WORK TO BE COMPLETED:
Wherever the string "screenshot" appears, copy the whole line.

(Records excerpted from a collection)
---------------

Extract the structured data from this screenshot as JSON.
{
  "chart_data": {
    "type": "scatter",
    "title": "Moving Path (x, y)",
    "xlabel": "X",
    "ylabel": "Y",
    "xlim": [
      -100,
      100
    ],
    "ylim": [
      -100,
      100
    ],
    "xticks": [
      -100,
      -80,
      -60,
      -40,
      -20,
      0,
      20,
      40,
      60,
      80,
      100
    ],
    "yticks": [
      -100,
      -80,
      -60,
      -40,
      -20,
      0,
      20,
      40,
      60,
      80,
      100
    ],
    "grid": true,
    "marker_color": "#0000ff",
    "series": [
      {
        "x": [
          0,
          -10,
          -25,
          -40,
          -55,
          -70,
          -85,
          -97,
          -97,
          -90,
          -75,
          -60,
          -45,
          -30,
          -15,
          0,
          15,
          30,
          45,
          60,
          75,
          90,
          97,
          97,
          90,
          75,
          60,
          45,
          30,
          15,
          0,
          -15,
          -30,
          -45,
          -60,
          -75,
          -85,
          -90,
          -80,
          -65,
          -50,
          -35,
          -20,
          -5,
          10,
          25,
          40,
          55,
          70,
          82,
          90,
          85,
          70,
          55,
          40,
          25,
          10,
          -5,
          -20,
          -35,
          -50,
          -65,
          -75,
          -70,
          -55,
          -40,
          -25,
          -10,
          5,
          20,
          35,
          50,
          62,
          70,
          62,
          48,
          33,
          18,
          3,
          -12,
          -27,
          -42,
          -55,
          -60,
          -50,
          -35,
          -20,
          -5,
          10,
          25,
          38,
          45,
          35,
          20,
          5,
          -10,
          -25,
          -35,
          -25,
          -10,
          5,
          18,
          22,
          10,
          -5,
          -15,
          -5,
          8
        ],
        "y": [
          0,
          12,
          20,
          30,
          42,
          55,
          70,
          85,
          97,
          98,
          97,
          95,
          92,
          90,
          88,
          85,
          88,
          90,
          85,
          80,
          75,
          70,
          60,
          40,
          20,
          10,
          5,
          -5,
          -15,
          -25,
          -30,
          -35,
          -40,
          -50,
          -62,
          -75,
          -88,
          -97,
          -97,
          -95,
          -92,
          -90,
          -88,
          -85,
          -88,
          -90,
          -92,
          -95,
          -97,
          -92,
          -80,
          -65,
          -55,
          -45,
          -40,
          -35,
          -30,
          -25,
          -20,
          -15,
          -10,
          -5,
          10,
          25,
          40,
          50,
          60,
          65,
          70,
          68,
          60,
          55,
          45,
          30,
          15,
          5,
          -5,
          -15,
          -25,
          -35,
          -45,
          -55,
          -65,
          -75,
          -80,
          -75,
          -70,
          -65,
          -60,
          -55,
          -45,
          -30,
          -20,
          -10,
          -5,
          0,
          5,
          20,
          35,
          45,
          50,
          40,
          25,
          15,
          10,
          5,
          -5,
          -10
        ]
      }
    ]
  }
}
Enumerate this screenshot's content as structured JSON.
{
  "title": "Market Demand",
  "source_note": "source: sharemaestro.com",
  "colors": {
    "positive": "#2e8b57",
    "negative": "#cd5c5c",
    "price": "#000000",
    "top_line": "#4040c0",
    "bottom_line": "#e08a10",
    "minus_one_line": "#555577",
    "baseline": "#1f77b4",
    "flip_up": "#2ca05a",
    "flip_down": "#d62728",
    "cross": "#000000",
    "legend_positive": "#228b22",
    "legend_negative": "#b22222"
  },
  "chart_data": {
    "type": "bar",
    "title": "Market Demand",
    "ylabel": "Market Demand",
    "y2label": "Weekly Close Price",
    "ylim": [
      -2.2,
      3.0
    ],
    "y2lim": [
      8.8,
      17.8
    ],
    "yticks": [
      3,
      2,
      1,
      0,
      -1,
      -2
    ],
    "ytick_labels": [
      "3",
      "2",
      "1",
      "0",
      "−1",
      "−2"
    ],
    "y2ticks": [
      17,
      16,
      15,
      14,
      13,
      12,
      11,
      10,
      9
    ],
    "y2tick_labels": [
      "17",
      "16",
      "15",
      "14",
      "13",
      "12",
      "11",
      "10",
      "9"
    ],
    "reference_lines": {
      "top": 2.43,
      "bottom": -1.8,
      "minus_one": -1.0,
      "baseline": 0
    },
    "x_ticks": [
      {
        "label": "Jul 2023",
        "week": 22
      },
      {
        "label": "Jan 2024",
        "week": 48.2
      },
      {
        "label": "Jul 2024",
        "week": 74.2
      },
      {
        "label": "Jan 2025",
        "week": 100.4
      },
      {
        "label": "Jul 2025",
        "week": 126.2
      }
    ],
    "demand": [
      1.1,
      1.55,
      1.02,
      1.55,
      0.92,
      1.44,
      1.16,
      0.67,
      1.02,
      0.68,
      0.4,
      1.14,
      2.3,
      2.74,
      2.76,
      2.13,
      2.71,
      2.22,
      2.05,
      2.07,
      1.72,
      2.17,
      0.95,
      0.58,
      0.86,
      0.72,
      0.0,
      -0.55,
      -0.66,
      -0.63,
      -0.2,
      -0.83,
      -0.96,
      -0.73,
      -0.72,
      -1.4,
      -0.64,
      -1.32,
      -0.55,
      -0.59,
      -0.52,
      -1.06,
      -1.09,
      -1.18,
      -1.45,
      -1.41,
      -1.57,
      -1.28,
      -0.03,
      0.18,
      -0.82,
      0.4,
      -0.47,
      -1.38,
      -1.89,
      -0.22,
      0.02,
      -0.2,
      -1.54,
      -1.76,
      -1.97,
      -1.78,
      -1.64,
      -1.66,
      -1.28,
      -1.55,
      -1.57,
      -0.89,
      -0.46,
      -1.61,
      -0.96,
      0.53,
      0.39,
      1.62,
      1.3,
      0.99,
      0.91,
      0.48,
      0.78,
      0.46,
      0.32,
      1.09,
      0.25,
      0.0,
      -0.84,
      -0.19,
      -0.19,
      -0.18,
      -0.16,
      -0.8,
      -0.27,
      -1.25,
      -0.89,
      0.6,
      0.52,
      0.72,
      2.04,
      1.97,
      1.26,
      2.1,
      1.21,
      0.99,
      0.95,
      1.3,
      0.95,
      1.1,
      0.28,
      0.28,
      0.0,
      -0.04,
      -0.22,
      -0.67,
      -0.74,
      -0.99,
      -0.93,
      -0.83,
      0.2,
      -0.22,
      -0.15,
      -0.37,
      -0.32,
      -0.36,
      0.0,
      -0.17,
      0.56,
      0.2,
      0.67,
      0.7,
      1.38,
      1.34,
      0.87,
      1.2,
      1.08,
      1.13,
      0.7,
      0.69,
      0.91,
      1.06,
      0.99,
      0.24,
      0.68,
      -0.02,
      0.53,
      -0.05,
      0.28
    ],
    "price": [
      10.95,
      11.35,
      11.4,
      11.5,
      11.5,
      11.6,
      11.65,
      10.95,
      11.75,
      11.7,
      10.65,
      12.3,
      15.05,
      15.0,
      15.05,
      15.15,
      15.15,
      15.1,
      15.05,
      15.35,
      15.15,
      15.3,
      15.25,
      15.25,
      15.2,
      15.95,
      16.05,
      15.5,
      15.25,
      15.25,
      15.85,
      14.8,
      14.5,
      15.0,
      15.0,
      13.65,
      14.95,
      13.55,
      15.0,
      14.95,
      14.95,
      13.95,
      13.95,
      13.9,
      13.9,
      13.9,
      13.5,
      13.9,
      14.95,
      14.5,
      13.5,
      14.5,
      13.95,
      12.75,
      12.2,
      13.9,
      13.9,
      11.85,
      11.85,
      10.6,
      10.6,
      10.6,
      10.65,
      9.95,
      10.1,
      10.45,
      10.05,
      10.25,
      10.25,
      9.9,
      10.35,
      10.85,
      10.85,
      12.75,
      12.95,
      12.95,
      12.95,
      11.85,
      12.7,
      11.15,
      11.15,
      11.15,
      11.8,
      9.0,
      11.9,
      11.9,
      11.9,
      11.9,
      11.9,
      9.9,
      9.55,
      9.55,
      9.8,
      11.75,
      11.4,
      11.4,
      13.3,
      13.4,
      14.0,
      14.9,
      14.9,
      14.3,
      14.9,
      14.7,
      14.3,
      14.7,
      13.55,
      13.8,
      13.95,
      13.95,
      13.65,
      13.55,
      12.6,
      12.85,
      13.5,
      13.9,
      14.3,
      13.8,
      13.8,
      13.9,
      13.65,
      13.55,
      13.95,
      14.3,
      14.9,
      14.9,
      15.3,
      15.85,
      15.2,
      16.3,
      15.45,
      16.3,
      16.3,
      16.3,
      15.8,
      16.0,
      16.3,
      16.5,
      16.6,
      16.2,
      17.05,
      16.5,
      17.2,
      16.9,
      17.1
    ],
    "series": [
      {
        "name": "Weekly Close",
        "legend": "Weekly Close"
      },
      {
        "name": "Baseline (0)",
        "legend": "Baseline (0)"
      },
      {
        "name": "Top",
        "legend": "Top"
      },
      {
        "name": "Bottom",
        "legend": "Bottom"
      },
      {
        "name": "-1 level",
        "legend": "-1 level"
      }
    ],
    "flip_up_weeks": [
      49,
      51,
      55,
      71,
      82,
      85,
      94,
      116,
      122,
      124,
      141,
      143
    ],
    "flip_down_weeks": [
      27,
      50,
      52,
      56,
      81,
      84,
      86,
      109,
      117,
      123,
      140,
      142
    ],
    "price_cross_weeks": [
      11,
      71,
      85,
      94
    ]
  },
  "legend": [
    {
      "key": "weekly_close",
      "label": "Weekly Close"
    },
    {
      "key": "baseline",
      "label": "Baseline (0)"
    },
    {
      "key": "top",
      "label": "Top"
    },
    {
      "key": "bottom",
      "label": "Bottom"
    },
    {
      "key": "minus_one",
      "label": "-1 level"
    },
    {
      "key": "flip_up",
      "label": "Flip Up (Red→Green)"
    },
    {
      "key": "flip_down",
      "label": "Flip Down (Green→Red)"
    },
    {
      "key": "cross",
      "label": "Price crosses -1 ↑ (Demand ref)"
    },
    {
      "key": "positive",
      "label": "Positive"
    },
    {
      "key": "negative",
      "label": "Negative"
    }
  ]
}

---------------

EXERCISE RESPONSE:
Extract the structured data from this screenshot as JSON.
Enumerate this screenshot's content as structured JSON.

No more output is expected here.